__THE TASK__.
What follows is a set of records; repeat all of them exactly.

__INPUT DATA__.

(begin)

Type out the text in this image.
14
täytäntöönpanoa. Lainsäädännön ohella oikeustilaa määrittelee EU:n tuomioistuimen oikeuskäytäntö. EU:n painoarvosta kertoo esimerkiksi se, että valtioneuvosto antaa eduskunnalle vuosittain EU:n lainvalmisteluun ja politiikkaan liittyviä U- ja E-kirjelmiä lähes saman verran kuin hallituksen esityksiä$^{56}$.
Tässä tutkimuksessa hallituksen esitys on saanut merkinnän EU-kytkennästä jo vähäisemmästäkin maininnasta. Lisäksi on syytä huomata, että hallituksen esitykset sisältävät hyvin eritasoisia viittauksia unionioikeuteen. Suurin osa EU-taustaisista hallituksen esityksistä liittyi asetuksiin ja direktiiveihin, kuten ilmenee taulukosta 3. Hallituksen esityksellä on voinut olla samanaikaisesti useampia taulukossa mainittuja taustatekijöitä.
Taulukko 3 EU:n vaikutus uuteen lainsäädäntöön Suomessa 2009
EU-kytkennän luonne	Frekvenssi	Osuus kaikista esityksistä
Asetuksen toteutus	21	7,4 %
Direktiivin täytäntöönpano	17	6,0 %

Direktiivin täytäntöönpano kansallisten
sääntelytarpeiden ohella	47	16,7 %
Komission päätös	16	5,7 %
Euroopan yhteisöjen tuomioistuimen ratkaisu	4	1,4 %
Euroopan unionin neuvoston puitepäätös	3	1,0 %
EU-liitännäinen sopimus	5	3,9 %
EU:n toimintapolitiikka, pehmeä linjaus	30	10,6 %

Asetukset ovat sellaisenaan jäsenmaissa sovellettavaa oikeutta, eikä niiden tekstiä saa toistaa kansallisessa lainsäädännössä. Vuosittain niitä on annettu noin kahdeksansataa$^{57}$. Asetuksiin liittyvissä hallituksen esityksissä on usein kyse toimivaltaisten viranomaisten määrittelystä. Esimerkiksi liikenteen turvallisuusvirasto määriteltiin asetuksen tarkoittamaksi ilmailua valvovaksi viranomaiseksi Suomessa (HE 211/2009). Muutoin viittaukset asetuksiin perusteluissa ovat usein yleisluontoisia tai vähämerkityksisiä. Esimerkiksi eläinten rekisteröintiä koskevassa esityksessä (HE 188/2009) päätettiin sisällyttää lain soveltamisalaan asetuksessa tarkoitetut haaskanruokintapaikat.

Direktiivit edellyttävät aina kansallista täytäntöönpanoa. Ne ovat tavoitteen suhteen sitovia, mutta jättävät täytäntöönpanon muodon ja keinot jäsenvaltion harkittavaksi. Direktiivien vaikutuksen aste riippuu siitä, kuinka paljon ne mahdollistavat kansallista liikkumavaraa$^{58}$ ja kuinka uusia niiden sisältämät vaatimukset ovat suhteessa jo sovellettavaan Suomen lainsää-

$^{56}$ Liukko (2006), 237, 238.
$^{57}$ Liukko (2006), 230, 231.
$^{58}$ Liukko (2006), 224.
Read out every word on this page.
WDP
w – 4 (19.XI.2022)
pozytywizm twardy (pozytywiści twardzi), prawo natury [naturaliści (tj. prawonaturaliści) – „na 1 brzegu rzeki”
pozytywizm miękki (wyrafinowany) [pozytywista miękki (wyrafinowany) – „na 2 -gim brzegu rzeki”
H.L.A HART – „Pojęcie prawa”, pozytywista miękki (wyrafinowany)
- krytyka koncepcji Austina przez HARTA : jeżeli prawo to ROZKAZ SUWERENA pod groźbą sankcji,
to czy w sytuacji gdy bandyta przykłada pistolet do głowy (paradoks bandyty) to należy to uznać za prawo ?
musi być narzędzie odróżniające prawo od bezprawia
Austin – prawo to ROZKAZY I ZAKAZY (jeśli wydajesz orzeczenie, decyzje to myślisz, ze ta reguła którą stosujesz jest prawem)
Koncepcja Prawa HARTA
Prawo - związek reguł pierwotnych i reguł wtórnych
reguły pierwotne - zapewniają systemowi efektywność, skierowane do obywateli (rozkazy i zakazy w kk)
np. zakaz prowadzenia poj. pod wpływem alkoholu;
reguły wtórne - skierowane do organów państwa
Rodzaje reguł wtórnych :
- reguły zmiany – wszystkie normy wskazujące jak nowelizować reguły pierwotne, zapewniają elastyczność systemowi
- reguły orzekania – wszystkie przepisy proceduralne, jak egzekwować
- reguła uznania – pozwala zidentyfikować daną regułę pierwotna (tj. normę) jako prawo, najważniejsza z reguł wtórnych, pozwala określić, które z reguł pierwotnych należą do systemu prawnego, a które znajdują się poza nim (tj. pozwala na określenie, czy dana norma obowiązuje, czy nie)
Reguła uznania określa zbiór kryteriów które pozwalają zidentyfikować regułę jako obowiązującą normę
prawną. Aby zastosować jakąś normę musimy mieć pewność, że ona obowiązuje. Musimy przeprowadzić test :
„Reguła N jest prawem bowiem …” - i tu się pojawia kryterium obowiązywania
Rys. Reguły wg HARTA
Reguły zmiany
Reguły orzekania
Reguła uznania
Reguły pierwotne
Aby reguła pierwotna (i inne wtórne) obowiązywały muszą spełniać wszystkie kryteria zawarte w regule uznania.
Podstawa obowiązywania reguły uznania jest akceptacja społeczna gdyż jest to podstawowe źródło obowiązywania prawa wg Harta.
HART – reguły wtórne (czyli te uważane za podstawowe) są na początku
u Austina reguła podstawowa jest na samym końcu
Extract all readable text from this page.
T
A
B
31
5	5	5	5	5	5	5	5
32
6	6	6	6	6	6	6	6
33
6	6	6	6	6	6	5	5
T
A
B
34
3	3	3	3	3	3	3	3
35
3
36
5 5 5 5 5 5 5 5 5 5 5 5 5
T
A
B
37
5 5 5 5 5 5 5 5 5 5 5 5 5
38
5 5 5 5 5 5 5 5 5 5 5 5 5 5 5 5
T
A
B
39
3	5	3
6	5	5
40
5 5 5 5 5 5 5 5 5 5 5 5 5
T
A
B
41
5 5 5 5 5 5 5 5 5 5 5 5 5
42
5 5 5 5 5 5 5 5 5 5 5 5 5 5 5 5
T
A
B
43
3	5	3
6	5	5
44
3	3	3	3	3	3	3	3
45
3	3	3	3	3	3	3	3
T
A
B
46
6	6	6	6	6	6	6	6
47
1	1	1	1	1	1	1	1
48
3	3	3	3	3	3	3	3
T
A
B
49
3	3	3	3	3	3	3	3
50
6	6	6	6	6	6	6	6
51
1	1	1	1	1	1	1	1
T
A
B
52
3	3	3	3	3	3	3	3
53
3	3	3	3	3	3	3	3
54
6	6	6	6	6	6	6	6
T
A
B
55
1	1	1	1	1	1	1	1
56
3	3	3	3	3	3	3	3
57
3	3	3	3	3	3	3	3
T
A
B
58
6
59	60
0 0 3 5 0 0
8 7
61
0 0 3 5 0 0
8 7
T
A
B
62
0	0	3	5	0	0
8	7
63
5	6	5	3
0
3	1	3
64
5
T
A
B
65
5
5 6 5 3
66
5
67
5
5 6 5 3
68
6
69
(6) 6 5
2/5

(end)

__ANSWER FOR THIS EXERCISE__.
Type out the text in this image.
14
täytäntöönpanoa. Lainsäädännön ohella oikeustilaa määrittelee EU:n tuomioistuimen oikeuskäytäntö. EU:n painoarvosta kertoo esimerkiksi se, että valtioneuvosto antaa eduskunnalle vuosittain EU:n lainvalmisteluun ja politiikkaan liittyviä U- ja E-kirjelmiä lähes saman verran kuin hallituksen esityksiä$^{56}$.
Tässä tutkimuksessa hallituksen esitys on saanut merkinnän EU-kytkennästä jo vähäisemmästäkin maininnasta. Lisäksi on syytä huomata, että hallituksen esitykset sisältävät hyvin eritasoisia viittauksia unionioikeuteen. Suurin osa EU-taustaisista hallituksen esityksistä liittyi asetuksiin ja direktiiveihin, kuten ilmenee taulukosta 3. Hallituksen esityksellä on voinut olla samanaikaisesti useampia taulukossa mainittuja taustatekijöitä.
Taulukko 3 EU:n vaikutus uuteen lainsäädäntöön Suomessa 2009
EU-kytkennän luonne	Frekvenssi	Osuus kaikista esityksistä
Asetuksen toteutus	21	7,4 %
Direktiivin täytäntöönpano	17	6,0 %

Direktiivin täytäntöönpano kansallisten
sääntelytarpeiden ohella	47	16,7 %
Komission päätös	16	5,7 %
Euroopan yhteisöjen tuomioistuimen ratkaisu	4	1,4 %
Euroopan unionin neuvoston puitepäätös	3	1,0 %
EU-liitännäinen sopimus	5	3,9 %
EU:n toimintapolitiikka, pehmeä linjaus	30	10,6 %

Asetukset ovat sellaisenaan jäsenmaissa sovellettavaa oikeutta, eikä niiden tekstiä saa toistaa kansallisessa lainsäädännössä. Vuosittain niitä on annettu noin kahdeksansataa$^{57}$. Asetuksiin liittyvissä hallituksen esityksissä on usein kyse toimivaltaisten viranomaisten määrittelystä. Esimerkiksi liikenteen turvallisuusvirasto määriteltiin asetuksen tarkoittamaksi ilmailua valvovaksi viranomaiseksi Suomessa (HE 211/2009). Muutoin viittaukset asetuksiin perusteluissa ovat usein yleisluontoisia tai vähämerkityksisiä. Esimerkiksi eläinten rekisteröintiä koskevassa esityksessä (HE 188/2009) päätettiin sisällyttää lain soveltamisalaan asetuksessa tarkoitetut haaskanruokintapaikat.

Direktiivit edellyttävät aina kansallista täytäntöönpanoa. Ne ovat tavoitteen suhteen sitovia, mutta jättävät täytäntöönpanon muodon ja keinot jäsenvaltion harkittavaksi. Direktiivien vaikutuksen aste riippuu siitä, kuinka paljon ne mahdollistavat kansallista liikkumavaraa$^{58}$ ja kuinka uusia niiden sisältämät vaatimukset ovat suhteessa jo sovellettavaan Suomen lainsää-

$^{56}$ Liukko (2006), 237, 238.
$^{57}$ Liukko (2006), 230, 231.
$^{58}$ Liukko (2006), 224.
Read out every word on this page.
WDP
w – 4 (19.XI.2022)
pozytywizm twardy (pozytywiści twardzi), prawo natury [naturaliści (tj. prawonaturaliści) – „na 1 brzegu rzeki”
pozytywizm miękki (wyrafinowany) [pozytywista miękki (wyrafinowany) – „na 2 -gim brzegu rzeki”
H.L.A HART – „Pojęcie prawa”, pozytywista miękki (wyrafinowany)
- krytyka koncepcji Austina przez HARTA : jeżeli prawo to ROZKAZ SUWERENA pod groźbą sankcji,
to czy w sytuacji gdy bandyta przykłada pistolet do głowy (paradoks bandyty) to należy to uznać za prawo ?
musi być narzędzie odróżniające prawo od bezprawia
Austin – prawo to ROZKAZY I ZAKAZY (jeśli wydajesz orzeczenie, decyzje to myślisz, ze ta reguła którą stosujesz jest prawem)
Koncepcja Prawa HARTA
Prawo - związek reguł pierwotnych i reguł wtórnych
reguły pierwotne - zapewniają systemowi efektywność, skierowane do obywateli (rozkazy i zakazy w kk)
np. zakaz prowadzenia poj. pod wpływem alkoholu;
reguły wtórne - skierowane do organów państwa
Rodzaje reguł wtórnych :
- reguły zmiany – wszystkie normy wskazujące jak nowelizować reguły pierwotne, zapewniają elastyczność systemowi
- reguły orzekania – wszystkie przepisy proceduralne, jak egzekwować
- reguła uznania – pozwala zidentyfikować daną regułę pierwotna (tj. normę) jako prawo, najważniejsza z reguł wtórnych, pozwala określić, które z reguł pierwotnych należą do systemu prawnego, a które znajdują się poza nim (tj. pozwala na określenie, czy dana norma obowiązuje, czy nie)
Reguła uznania określa zbiór kryteriów które pozwalają zidentyfikować regułę jako obowiązującą normę
prawną. Aby zastosować jakąś normę musimy mieć pewność, że ona obowiązuje. Musimy przeprowadzić test :
„Reguła N jest prawem bowiem …” - i tu się pojawia kryterium obowiązywania
Rys. Reguły wg HARTA
Reguły zmiany
Reguły orzekania
Reguła uznania
Reguły pierwotne
Aby reguła pierwotna (i inne wtórne) obowiązywały muszą spełniać wszystkie kryteria zawarte w regule uznania.
Podstawa obowiązywania reguły uznania jest akceptacja społeczna gdyż jest to podstawowe źródło obowiązywania prawa wg Harta.
HART – reguły wtórne (czyli te uważane za podstawowe) są na początku
u Austina reguła podstawowa jest na samym końcu
Extract all readable text from this page.
T
A
B
31
5	5	5	5	5	5	5	5
32
6	6	6	6	6	6	6	6
33
6	6	6	6	6	6	5	5
T
A
B
34
3	3	3	3	3	3	3	3
35
3
36
5 5 5 5 5 5 5 5 5 5 5 5 5
T
A
B
37
5 5 5 5 5 5 5 5 5 5 5 5 5
38
5 5 5 5 5 5 5 5 5 5 5 5 5 5 5 5
T
A
B
39
3	5	3
6	5	5
40
5 5 5 5 5 5 5 5 5 5 5 5 5
T
A
B
41
5 5 5 5 5 5 5 5 5 5 5 5 5
42
5 5 5 5 5 5 5 5 5 5 5 5 5 5 5 5
T
A
B
43
3	5	3
6	5	5
44
3	3	3	3	3	3	3	3
45
3	3	3	3	3	3	3	3
T
A
B
46
6	6	6	6	6	6	6	6
47
1	1	1	1	1	1	1	1
48
3	3	3	3	3	3	3	3
T
A
B
49
3	3	3	3	3	3	3	3
50
6	6	6	6	6	6	6	6
51
1	1	1	1	1	1	1	1
T
A
B
52
3	3	3	3	3	3	3	3
53
3	3	3	3	3	3	3	3
54
6	6	6	6	6	6	6	6
T
A
B
55
1	1	1	1	1	1	1	1
56
3	3	3	3	3	3	3	3
57
3	3	3	3	3	3	3	3
T
A
B
58
6
59	60
0 0 3 5 0 0
8 7
61
0 0 3 5 0 0
8 7
T
A
B
62
0	0	3	5	0	0
8	7
63
5	6	5	3
0
3	1	3
64
5
T
A
B
65
5
5 6 5 3
66
5
67
5
5 6 5 3
68
6
69
(6) 6 5
2/5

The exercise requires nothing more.